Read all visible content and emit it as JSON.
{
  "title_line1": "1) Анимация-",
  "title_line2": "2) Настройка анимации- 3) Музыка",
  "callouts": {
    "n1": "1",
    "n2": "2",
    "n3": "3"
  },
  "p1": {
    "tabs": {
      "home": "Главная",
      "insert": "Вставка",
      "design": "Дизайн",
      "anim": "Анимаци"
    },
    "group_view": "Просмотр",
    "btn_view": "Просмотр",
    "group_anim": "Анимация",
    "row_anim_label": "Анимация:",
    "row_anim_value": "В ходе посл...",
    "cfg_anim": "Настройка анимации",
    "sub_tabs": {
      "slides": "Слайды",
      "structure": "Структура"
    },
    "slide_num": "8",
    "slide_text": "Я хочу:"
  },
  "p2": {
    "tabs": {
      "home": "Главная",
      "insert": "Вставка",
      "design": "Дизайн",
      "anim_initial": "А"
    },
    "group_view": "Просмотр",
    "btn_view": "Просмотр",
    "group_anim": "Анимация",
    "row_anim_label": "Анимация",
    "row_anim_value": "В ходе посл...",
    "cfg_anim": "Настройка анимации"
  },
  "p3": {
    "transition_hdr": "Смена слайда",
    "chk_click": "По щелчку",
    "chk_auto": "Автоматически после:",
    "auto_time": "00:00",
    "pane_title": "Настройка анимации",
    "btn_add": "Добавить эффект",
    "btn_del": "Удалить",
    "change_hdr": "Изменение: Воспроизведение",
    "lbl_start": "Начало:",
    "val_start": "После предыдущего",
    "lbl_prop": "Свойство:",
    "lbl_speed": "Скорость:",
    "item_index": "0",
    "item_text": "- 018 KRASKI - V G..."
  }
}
—————
Exercise details: Repeat the data above, word for word.

Correct output:
Read all visible content and emit it as JSON.
{
  "title_line1": "1) Анимация-",
  "title_line2": "2) Настройка анимации- 3) Музыка",
  "callouts": {
    "n1": "1",
    "n2": "2",
    "n3": "3"
  },
  "p1": {
    "tabs": {
      "home": "Главная",
      "insert": "Вставка",
      "design": "Дизайн",
      "anim": "Анимаци"
    },
    "group_view": "Просмотр",
    "btn_view": "Просмотр",
    "group_anim": "Анимация",
    "row_anim_label": "Анимация:",
    "row_anim_value": "В ходе посл...",
    "cfg_anim": "Настройка анимации",
    "sub_tabs": {
      "slides": "Слайды",
      "structure": "Структура"
    },
    "slide_num": "8",
    "slide_text": "Я хочу:"
  },
  "p2": {
    "tabs": {
      "home": "Главная",
      "insert": "Вставка",
      "design": "Дизайн",
      "anim_initial": "А"
    },
    "group_view": "Просмотр",
    "btn_view": "Просмотр",
    "group_anim": "Анимация",
    "row_anim_label": "Анимация",
    "row_anim_value": "В ходе посл...",
    "cfg_anim": "Настройка анимации"
  },
  "p3": {
    "transition_hdr": "Смена слайда",
    "chk_click": "По щелчку",
    "chk_auto": "Автоматически после:",
    "auto_time": "00:00",
    "pane_title": "Настройка анимации",
    "btn_add": "Добавить эффект",
    "btn_del": "Удалить",
    "change_hdr": "Изменение: Воспроизведение",
    "lbl_start": "Начало:",
    "val_start": "После предыдущего",
    "lbl_prop": "Свойство:",
    "lbl_speed": "Скорость:",
    "item_index": "0",
    "item_text": "- 018 KRASKI - V G..."
  }
}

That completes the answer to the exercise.